Tally up the lines in the following entries where the string "waren" appears, and answer with the number alone.

Supplied records –
_ _ _

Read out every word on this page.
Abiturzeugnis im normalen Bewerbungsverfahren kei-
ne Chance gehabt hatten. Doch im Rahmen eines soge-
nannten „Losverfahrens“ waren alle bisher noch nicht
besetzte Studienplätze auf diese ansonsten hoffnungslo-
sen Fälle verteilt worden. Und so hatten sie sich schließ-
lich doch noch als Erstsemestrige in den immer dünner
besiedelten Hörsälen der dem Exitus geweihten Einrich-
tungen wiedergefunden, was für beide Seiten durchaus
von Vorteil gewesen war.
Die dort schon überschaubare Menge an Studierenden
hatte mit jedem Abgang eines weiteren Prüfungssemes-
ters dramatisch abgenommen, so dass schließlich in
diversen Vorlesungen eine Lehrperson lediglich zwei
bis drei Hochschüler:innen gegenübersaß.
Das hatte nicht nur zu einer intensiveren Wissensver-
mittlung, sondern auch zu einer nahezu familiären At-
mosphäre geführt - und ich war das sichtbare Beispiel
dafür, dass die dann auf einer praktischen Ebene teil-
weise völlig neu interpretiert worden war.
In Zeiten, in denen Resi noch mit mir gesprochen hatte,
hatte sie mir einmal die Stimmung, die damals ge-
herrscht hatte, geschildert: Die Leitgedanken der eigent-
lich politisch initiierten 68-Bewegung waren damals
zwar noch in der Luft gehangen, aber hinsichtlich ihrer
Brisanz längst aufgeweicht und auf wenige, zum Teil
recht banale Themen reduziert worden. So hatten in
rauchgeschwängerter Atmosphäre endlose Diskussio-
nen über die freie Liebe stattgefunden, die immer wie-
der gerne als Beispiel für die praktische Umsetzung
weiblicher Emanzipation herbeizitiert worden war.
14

_ _ _

Exercise output –
2